■ **WHAT NEEDS TO BE DONE**
Return all entries word for word, but drop any images.

* BEGIN DATA SHOWN *

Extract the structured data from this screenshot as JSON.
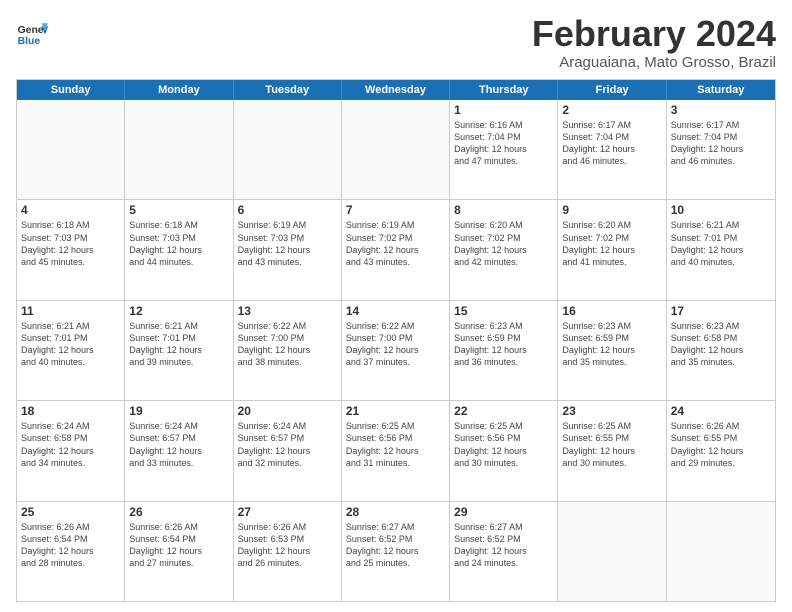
{
  "logo": {
    "line1": "General",
    "line2": "Blue"
  },
  "title": {
    "month": "February 2024",
    "location": "Araguaiana, Mato Grosso, Brazil"
  },
  "weekdays": [
    "Sunday",
    "Monday",
    "Tuesday",
    "Wednesday",
    "Thursday",
    "Friday",
    "Saturday"
  ],
  "rows": [
    [
      {
        "num": "",
        "info": ""
      },
      {
        "num": "",
        "info": ""
      },
      {
        "num": "",
        "info": ""
      },
      {
        "num": "",
        "info": ""
      },
      {
        "num": "1",
        "info": "Sunrise: 6:16 AM\nSunset: 7:04 PM\nDaylight: 12 hours\nand 47 minutes."
      },
      {
        "num": "2",
        "info": "Sunrise: 6:17 AM\nSunset: 7:04 PM\nDaylight: 12 hours\nand 46 minutes."
      },
      {
        "num": "3",
        "info": "Sunrise: 6:17 AM\nSunset: 7:04 PM\nDaylight: 12 hours\nand 46 minutes."
      }
    ],
    [
      {
        "num": "4",
        "info": "Sunrise: 6:18 AM\nSunset: 7:03 PM\nDaylight: 12 hours\nand 45 minutes."
      },
      {
        "num": "5",
        "info": "Sunrise: 6:18 AM\nSunset: 7:03 PM\nDaylight: 12 hours\nand 44 minutes."
      },
      {
        "num": "6",
        "info": "Sunrise: 6:19 AM\nSunset: 7:03 PM\nDaylight: 12 hours\nand 43 minutes."
      },
      {
        "num": "7",
        "info": "Sunrise: 6:19 AM\nSunset: 7:02 PM\nDaylight: 12 hours\nand 43 minutes."
      },
      {
        "num": "8",
        "info": "Sunrise: 6:20 AM\nSunset: 7:02 PM\nDaylight: 12 hours\nand 42 minutes."
      },
      {
        "num": "9",
        "info": "Sunrise: 6:20 AM\nSunset: 7:02 PM\nDaylight: 12 hours\nand 41 minutes."
      },
      {
        "num": "10",
        "info": "Sunrise: 6:21 AM\nSunset: 7:01 PM\nDaylight: 12 hours\nand 40 minutes."
      }
    ],
    [
      {
        "num": "11",
        "info": "Sunrise: 6:21 AM\nSunset: 7:01 PM\nDaylight: 12 hours\nand 40 minutes."
      },
      {
        "num": "12",
        "info": "Sunrise: 6:21 AM\nSunset: 7:01 PM\nDaylight: 12 hours\nand 39 minutes."
      },
      {
        "num": "13",
        "info": "Sunrise: 6:22 AM\nSunset: 7:00 PM\nDaylight: 12 hours\nand 38 minutes."
      },
      {
        "num": "14",
        "info": "Sunrise: 6:22 AM\nSunset: 7:00 PM\nDaylight: 12 hours\nand 37 minutes."
      },
      {
        "num": "15",
        "info": "Sunrise: 6:23 AM\nSunset: 6:59 PM\nDaylight: 12 hours\nand 36 minutes."
      },
      {
        "num": "16",
        "info": "Sunrise: 6:23 AM\nSunset: 6:59 PM\nDaylight: 12 hours\nand 35 minutes."
      },
      {
        "num": "17",
        "info": "Sunrise: 6:23 AM\nSunset: 6:58 PM\nDaylight: 12 hours\nand 35 minutes."
      }
    ],
    [
      {
        "num": "18",
        "info": "Sunrise: 6:24 AM\nSunset: 6:58 PM\nDaylight: 12 hours\nand 34 minutes."
      },
      {
        "num": "19",
        "info": "Sunrise: 6:24 AM\nSunset: 6:57 PM\nDaylight: 12 hours\nand 33 minutes."
      },
      {
        "num": "20",
        "info": "Sunrise: 6:24 AM\nSunset: 6:57 PM\nDaylight: 12 hours\nand 32 minutes."
      },
      {
        "num": "21",
        "info": "Sunrise: 6:25 AM\nSunset: 6:56 PM\nDaylight: 12 hours\nand 31 minutes."
      },
      {
        "num": "22",
        "info": "Sunrise: 6:25 AM\nSunset: 6:56 PM\nDaylight: 12 hours\nand 30 minutes."
      },
      {
        "num": "23",
        "info": "Sunrise: 6:25 AM\nSunset: 6:55 PM\nDaylight: 12 hours\nand 30 minutes."
      },
      {
        "num": "24",
        "info": "Sunrise: 6:26 AM\nSunset: 6:55 PM\nDaylight: 12 hours\nand 29 minutes."
      }
    ],
    [
      {
        "num": "25",
        "info": "Sunrise: 6:26 AM\nSunset: 6:54 PM\nDaylight: 12 hours\nand 28 minutes."
      },
      {
        "num": "26",
        "info": "Sunrise: 6:26 AM\nSunset: 6:54 PM\nDaylight: 12 hours\nand 27 minutes."
      },
      {
        "num": "27",
        "info": "Sunrise: 6:26 AM\nSunset: 6:53 PM\nDaylight: 12 hours\nand 26 minutes."
      },
      {
        "num": "28",
        "info": "Sunrise: 6:27 AM\nSunset: 6:52 PM\nDaylight: 12 hours\nand 25 minutes."
      },
      {
        "num": "29",
        "info": "Sunrise: 6:27 AM\nSunset: 6:52 PM\nDaylight: 12 hours\nand 24 minutes."
      },
      {
        "num": "",
        "info": ""
      },
      {
        "num": "",
        "info": ""
      }
    ]
  ]
}
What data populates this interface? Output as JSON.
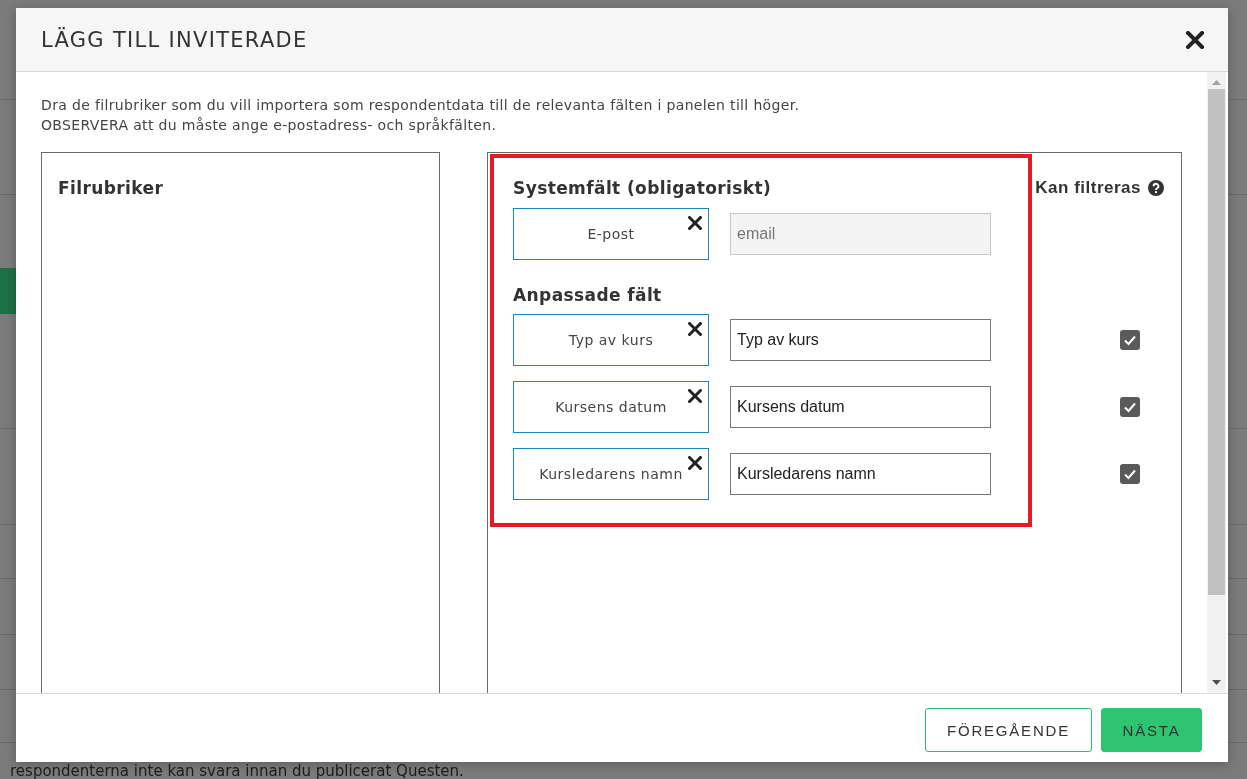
{
  "backdrop": {
    "footnote": "respondenterna inte kan svara innan du publicerat Questen."
  },
  "dialog": {
    "title": "LÄGG TILL INVITERADE",
    "instructions": [
      "Dra de filrubriker som du vill importera som respondentdata till de relevanta fälten i panelen till höger.",
      "OBSERVERA att du måste ange e-postadress- och språkfälten."
    ],
    "file_headers_panel": {
      "title": "Filrubriker"
    },
    "mapping_panel": {
      "highlighted": true,
      "filter_heading": "Kan filtreras",
      "sections": [
        {
          "title": "Systemfält (obligatoriskt)",
          "rows": [
            {
              "header": "E-post",
              "field": {
                "value": "email",
                "disabled": true
              }
            }
          ]
        },
        {
          "title": "Anpassade fält",
          "rows": [
            {
              "header": "Typ av kurs",
              "field": {
                "value": "Typ av kurs",
                "disabled": false
              },
              "filter_checkbox": {
                "checked": true
              }
            },
            {
              "header": "Kursens datum",
              "field": {
                "value": "Kursens datum",
                "disabled": false
              },
              "filter_checkbox": {
                "checked": true
              }
            },
            {
              "header": "Kursledarens namn",
              "field": {
                "value": "Kursledarens namn",
                "disabled": false
              },
              "filter_checkbox": {
                "checked": true
              }
            }
          ]
        }
      ]
    },
    "buttons": [
      {
        "label": "FÖREGÅENDE",
        "kind": "secondary"
      },
      {
        "label": "NÄSTA",
        "kind": "primary"
      }
    ]
  }
}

* END DATA SHOWN *

■ **EXPECTED OUTPUT**
Extract the structured data from this screenshot as JSON.
{
  "logo": {
    "line1": "General",
    "line2": "Blue"
  },
  "title": {
    "month": "February 2024",
    "location": "Araguaiana, Mato Grosso, Brazil"
  },
  "weekdays": [
    "Sunday",
    "Monday",
    "Tuesday",
    "Wednesday",
    "Thursday",
    "Friday",
    "Saturday"
  ],
  "rows": [
    [
      {
        "num": "",
        "info": ""
      },
      {
        "num": "",
        "info": ""
      },
      {
        "num": "",
        "info": ""
      },
      {
        "num": "",
        "info": ""
      },
      {
        "num": "1",
        "info": "Sunrise: 6:16 AM\nSunset: 7:04 PM\nDaylight: 12 hours\nand 47 minutes."
      },
      {
        "num": "2",
        "info": "Sunrise: 6:17 AM\nSunset: 7:04 PM\nDaylight: 12 hours\nand 46 minutes."
      },
      {
        "num": "3",
        "info": "Sunrise: 6:17 AM\nSunset: 7:04 PM\nDaylight: 12 hours\nand 46 minutes."
      }
    ],
    [
      {
        "num": "4",
        "info": "Sunrise: 6:18 AM\nSunset: 7:03 PM\nDaylight: 12 hours\nand 45 minutes."
      },
      {
        "num": "5",
        "info": "Sunrise: 6:18 AM\nSunset: 7:03 PM\nDaylight: 12 hours\nand 44 minutes."
      },
      {
        "num": "6",
        "info": "Sunrise: 6:19 AM\nSunset: 7:03 PM\nDaylight: 12 hours\nand 43 minutes."
      },
      {
        "num": "7",
        "info": "Sunrise: 6:19 AM\nSunset: 7:02 PM\nDaylight: 12 hours\nand 43 minutes."
      },
      {
        "num": "8",
        "info": "Sunrise: 6:20 AM\nSunset: 7:02 PM\nDaylight: 12 hours\nand 42 minutes."
      },
      {
        "num": "9",
        "info": "Sunrise: 6:20 AM\nSunset: 7:02 PM\nDaylight: 12 hours\nand 41 minutes."
      },
      {
        "num": "10",
        "info": "Sunrise: 6:21 AM\nSunset: 7:01 PM\nDaylight: 12 hours\nand 40 minutes."
      }
    ],
    [
      {
        "num": "11",
        "info": "Sunrise: 6:21 AM\nSunset: 7:01 PM\nDaylight: 12 hours\nand 40 minutes."
      },
      {
        "num": "12",
        "info": "Sunrise: 6:21 AM\nSunset: 7:01 PM\nDaylight: 12 hours\nand 39 minutes."
      },
      {
        "num": "13",
        "info": "Sunrise: 6:22 AM\nSunset: 7:00 PM\nDaylight: 12 hours\nand 38 minutes."
      },
      {
        "num": "14",
        "info": "Sunrise: 6:22 AM\nSunset: 7:00 PM\nDaylight: 12 hours\nand 37 minutes."
      },
      {
        "num": "15",
        "info": "Sunrise: 6:23 AM\nSunset: 6:59 PM\nDaylight: 12 hours\nand 36 minutes."
      },
      {
        "num": "16",
        "info": "Sunrise: 6:23 AM\nSunset: 6:59 PM\nDaylight: 12 hours\nand 35 minutes."
      },
      {
        "num": "17",
        "info": "Sunrise: 6:23 AM\nSunset: 6:58 PM\nDaylight: 12 hours\nand 35 minutes."
      }
    ],
    [
      {
        "num": "18",
        "info": "Sunrise: 6:24 AM\nSunset: 6:58 PM\nDaylight: 12 hours\nand 34 minutes."
      },
      {
        "num": "19",
        "info": "Sunrise: 6:24 AM\nSunset: 6:57 PM\nDaylight: 12 hours\nand 33 minutes."
      },
      {
        "num": "20",
        "info": "Sunrise: 6:24 AM\nSunset: 6:57 PM\nDaylight: 12 hours\nand 32 minutes."
      },
      {
        "num": "21",
        "info": "Sunrise: 6:25 AM\nSunset: 6:56 PM\nDaylight: 12 hours\nand 31 minutes."
      },
      {
        "num": "22",
        "info": "Sunrise: 6:25 AM\nSunset: 6:56 PM\nDaylight: 12 hours\nand 30 minutes."
      },
      {
        "num": "23",
        "info": "Sunrise: 6:25 AM\nSunset: 6:55 PM\nDaylight: 12 hours\nand 30 minutes."
      },
      {
        "num": "24",
        "info": "Sunrise: 6:26 AM\nSunset: 6:55 PM\nDaylight: 12 hours\nand 29 minutes."
      }
    ],
    [
      {
        "num": "25",
        "info": "Sunrise: 6:26 AM\nSunset: 6:54 PM\nDaylight: 12 hours\nand 28 minutes."
      },
      {
        "num": "26",
        "info": "Sunrise: 6:26 AM\nSunset: 6:54 PM\nDaylight: 12 hours\nand 27 minutes."
      },
      {
        "num": "27",
        "info": "Sunrise: 6:26 AM\nSunset: 6:53 PM\nDaylight: 12 hours\nand 26 minutes."
      },
      {
        "num": "28",
        "info": "Sunrise: 6:27 AM\nSunset: 6:52 PM\nDaylight: 12 hours\nand 25 minutes."
      },
      {
        "num": "29",
        "info": "Sunrise: 6:27 AM\nSunset: 6:52 PM\nDaylight: 12 hours\nand 24 minutes."
      },
      {
        "num": "",
        "info": ""
      },
      {
        "num": "",
        "info": ""
      }
    ]
  ]
}
What data populates this interface? Output as JSON.
{
  "backdrop": {
    "footnote": "respondenterna inte kan svara innan du publicerat Questen."
  },
  "dialog": {
    "title": "LÄGG TILL INVITERADE",
    "instructions": [
      "Dra de filrubriker som du vill importera som respondentdata till de relevanta fälten i panelen till höger.",
      "OBSERVERA att du måste ange e-postadress- och språkfälten."
    ],
    "file_headers_panel": {
      "title": "Filrubriker"
    },
    "mapping_panel": {
      "highlighted": true,
      "filter_heading": "Kan filtreras",
      "sections": [
        {
          "title": "Systemfält (obligatoriskt)",
          "rows": [
            {
              "header": "E-post",
              "field": {
                "value": "email",
                "disabled": true
              }
            }
          ]
        },
        {
          "title": "Anpassade fält",
          "rows": [
            {
              "header": "Typ av kurs",
              "field": {
                "value": "Typ av kurs",
                "disabled": false
              },
              "filter_checkbox": {
                "checked": true
              }
            },
            {
              "header": "Kursens datum",
              "field": {
                "value": "Kursens datum",
                "disabled": false
              },
              "filter_checkbox": {
                "checked": true
              }
            },
            {
              "header": "Kursledarens namn",
              "field": {
                "value": "Kursledarens namn",
                "disabled": false
              },
              "filter_checkbox": {
                "checked": true
              }
            }
          ]
        }
      ]
    },
    "buttons": [
      {
        "label": "FÖREGÅENDE",
        "kind": "secondary"
      },
      {
        "label": "NÄSTA",
        "kind": "primary"
      }
    ]
  }
}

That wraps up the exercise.